▶ [GOALS]
[1] Please repeat the higher gauge theory passage word for word between "2) Lie $n$-algebras" and "over $n$-dimensional volumes.", inclusive.
[2] Rewrite the rows between the lines holding "Segment this chart: for" and "y-axis-title: Percentage of", inclusive, changing "data-label" to "value-label" and leaving everything else as it is.

▶ [SOURCE TEXT]
————

This is nice, for two reasons:

1) FDAs are much easier to compute with than Lie $n$-algebras.

2) Lie $n$-algebras have a much clearer conceptual interpretation in higher gauge theory ($\to$) than their mere FDA structure suggests.

So we can pass between the two pictures as convenient. In particular, if we encounter considerations in just one picture, we know how to translate it to the other.

The conceptual understanding of Lie $n$-algebras allows us to easily understand their role in higher gauge theory.

An (integrable) connection on an $n$-bundle ($\to$) is, by definition, something that allows us, consistently, to perform parallel transport ($\to$) over $n$-dimensional volumes.

In other words, it is a morphism $$\mathrm{tra} : P_n(X) \to \mathrm{Trans}_n(T)$$ from the $n$-groupoid of $n$-paths in the base space $X$ to the transport $n$-groupoid of the $n$-bundle $T\to X$ with connection ($\to$).

But this setup is easily differentiated. Passing to infinitesimals, $n$-groupoids become $n$-algebroids. Hence, infinitesimally, an (integrable) $n$-connection on an $n$ bundle is a morphism

$$d\mathrm{tra} : p_n(X) \to \mathrm{trans}_n(T)$$

of the corresponding algebroids ($\to$).

————

▶ [SUPPLIED MATERIAL]
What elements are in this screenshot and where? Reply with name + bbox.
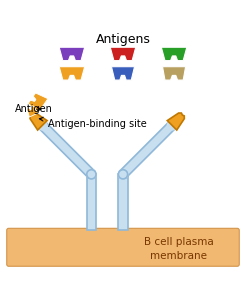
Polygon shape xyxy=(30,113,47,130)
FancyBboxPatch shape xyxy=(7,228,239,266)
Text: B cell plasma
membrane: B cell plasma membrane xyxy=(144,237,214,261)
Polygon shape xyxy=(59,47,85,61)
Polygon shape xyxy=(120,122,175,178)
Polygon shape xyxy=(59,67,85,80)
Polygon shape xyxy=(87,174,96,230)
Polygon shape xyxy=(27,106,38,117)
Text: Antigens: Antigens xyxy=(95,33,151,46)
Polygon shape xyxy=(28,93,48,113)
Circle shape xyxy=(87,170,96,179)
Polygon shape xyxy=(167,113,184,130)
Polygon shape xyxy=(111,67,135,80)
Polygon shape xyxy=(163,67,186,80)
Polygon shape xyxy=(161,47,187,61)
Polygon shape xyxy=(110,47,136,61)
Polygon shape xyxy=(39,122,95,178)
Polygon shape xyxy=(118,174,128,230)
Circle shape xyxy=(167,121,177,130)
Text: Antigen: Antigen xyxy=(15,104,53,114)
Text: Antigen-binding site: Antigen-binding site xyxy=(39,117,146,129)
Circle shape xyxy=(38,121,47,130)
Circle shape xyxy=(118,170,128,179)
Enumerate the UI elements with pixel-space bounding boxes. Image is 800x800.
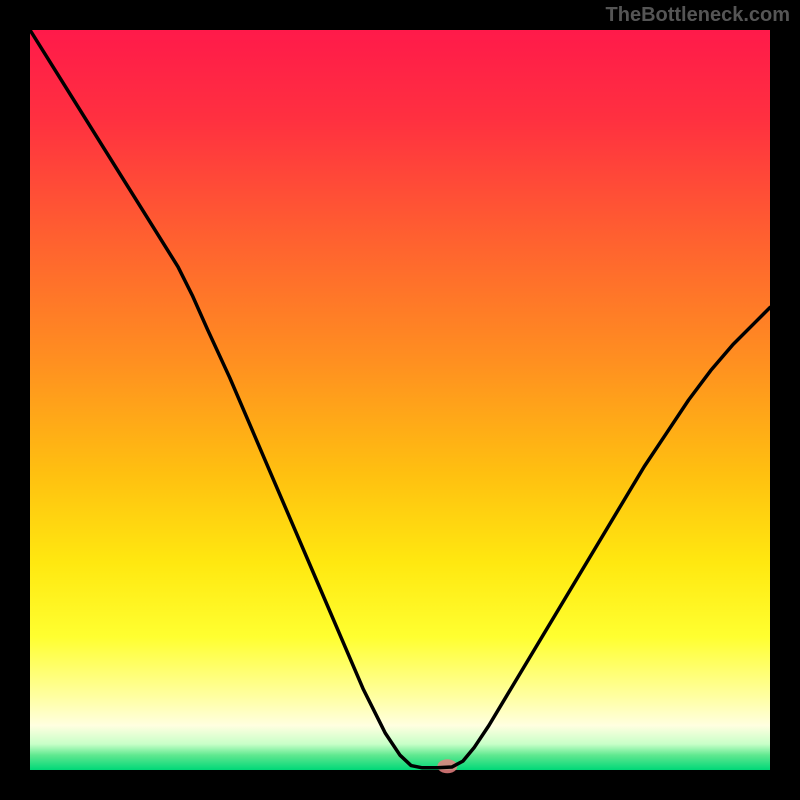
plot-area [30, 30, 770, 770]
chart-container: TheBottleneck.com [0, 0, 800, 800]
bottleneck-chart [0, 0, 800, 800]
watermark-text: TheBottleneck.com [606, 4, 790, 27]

————

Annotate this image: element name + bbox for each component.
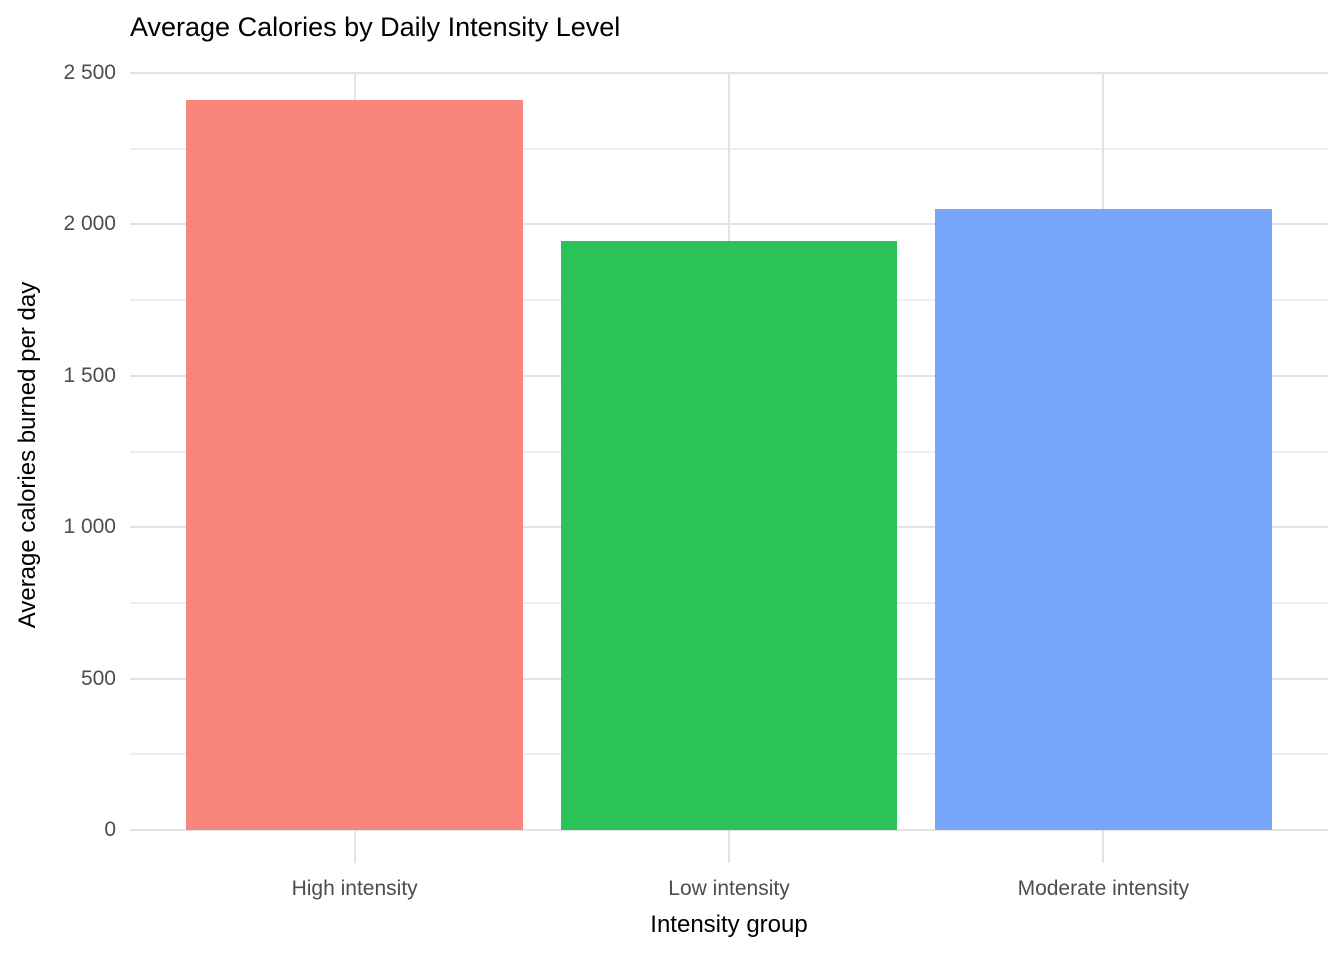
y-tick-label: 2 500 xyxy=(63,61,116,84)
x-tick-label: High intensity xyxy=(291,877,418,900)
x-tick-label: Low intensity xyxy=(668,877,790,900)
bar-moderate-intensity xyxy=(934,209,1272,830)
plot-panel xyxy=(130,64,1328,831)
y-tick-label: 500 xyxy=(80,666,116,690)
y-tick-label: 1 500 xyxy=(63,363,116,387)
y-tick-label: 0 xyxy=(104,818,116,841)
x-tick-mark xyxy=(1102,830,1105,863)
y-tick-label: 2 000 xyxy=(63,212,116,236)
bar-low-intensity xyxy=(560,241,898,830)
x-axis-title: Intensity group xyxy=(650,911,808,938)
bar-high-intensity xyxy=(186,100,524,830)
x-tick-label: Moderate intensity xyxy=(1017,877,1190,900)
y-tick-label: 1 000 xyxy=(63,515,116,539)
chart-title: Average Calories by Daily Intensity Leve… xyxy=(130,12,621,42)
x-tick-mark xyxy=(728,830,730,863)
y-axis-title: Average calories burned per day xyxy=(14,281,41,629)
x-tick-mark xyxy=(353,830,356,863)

————

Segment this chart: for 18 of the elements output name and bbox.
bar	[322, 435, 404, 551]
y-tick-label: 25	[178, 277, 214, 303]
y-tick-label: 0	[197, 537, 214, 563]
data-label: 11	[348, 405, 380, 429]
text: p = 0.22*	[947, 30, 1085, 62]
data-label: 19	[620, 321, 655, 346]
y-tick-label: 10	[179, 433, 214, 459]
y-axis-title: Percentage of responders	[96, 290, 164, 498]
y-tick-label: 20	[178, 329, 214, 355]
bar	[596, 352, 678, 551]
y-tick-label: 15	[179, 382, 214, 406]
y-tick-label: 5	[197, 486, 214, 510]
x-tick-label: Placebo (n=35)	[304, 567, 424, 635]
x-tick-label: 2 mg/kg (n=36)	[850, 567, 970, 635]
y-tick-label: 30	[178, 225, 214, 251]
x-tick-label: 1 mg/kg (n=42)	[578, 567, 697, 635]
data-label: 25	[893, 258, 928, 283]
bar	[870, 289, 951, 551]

————

▶ [ANSWERS TO THE EXERCISES]
[1]
2) Lie $n$-algebras have a much clearer conceptual interpretation in higher gauge theory ($\to$) than their mere FDA structure suggests.

So we can pass between the two pictures as convenient. In particular, if we encounter considerations in just one picture, we know how to translate it to the other.

The conceptual understanding of Lie $n$-algebras allows us to easily understand their role in higher gauge theory.

An (integrable) connection on an $n$-bundle ($\to$) is, by definition, something that allows us, consistently, to perform parallel transport ($\to$) over $n$-dimensional volumes.

[2]
Segment this chart: for 18 of the elements output name and bbox.
bar	[322, 435, 404, 551]
y-tick-label: 25	[178, 277, 214, 303]
y-tick-label: 0	[197, 537, 214, 563]
value-label: 11	[348, 405, 380, 429]
text: p = 0.22*	[947, 30, 1085, 62]
value-label: 19	[620, 321, 655, 346]
y-tick-label: 10	[179, 433, 214, 459]
y-axis-title: Percentage of responders	[96, 290, 164, 498]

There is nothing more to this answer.